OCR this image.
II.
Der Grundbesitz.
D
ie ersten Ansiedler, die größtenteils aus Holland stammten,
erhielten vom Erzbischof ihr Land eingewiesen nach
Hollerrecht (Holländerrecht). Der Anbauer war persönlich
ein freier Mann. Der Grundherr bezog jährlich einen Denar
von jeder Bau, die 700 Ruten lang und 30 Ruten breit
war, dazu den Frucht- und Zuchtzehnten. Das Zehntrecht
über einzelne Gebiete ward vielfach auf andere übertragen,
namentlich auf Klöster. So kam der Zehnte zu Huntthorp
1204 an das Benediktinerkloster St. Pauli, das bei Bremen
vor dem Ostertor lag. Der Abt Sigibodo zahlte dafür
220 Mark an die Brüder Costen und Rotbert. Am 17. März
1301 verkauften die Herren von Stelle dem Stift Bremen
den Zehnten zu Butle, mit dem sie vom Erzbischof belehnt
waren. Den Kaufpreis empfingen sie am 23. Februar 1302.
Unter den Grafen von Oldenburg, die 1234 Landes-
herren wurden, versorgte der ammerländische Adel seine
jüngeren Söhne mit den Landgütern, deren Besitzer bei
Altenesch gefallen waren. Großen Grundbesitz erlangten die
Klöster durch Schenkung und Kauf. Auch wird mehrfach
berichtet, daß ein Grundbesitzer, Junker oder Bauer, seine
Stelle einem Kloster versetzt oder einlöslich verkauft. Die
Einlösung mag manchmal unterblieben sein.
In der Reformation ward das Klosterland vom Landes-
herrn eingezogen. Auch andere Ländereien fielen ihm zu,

--------------------------------

What the task requires
Transcribe each record exactly. Leave nothing out.

Answer to the task
OCR this image.
II.
Der Grundbesitz.
D
ie ersten Ansiedler, die größtenteils aus Holland stammten,
erhielten vom Erzbischof ihr Land eingewiesen nach
Hollerrecht (Holländerrecht). Der Anbauer war persönlich
ein freier Mann. Der Grundherr bezog jährlich einen Denar
von jeder Bau, die 700 Ruten lang und 30 Ruten breit
war, dazu den Frucht- und Zuchtzehnten. Das Zehntrecht
über einzelne Gebiete ward vielfach auf andere übertragen,
namentlich auf Klöster. So kam der Zehnte zu Huntthorp
1204 an das Benediktinerkloster St. Pauli, das bei Bremen
vor dem Ostertor lag. Der Abt Sigibodo zahlte dafür
220 Mark an die Brüder Costen und Rotbert. Am 17. März
1301 verkauften die Herren von Stelle dem Stift Bremen
den Zehnten zu Butle, mit dem sie vom Erzbischof belehnt
waren. Den Kaufpreis empfingen sie am 23. Februar 1302.
Unter den Grafen von Oldenburg, die 1234 Landes-
herren wurden, versorgte der ammerländische Adel seine
jüngeren Söhne mit den Landgütern, deren Besitzer bei
Altenesch gefallen waren. Großen Grundbesitz erlangten die
Klöster durch Schenkung und Kauf. Auch wird mehrfach
berichtet, daß ein Grundbesitzer, Junker oder Bauer, seine
Stelle einem Kloster versetzt oder einlöslich verkauft. Die
Einlösung mag manchmal unterblieben sein.
In der Reformation ward das Klosterland vom Landes-
herrn eingezogen. Auch andere Ländereien fielen ihm zu,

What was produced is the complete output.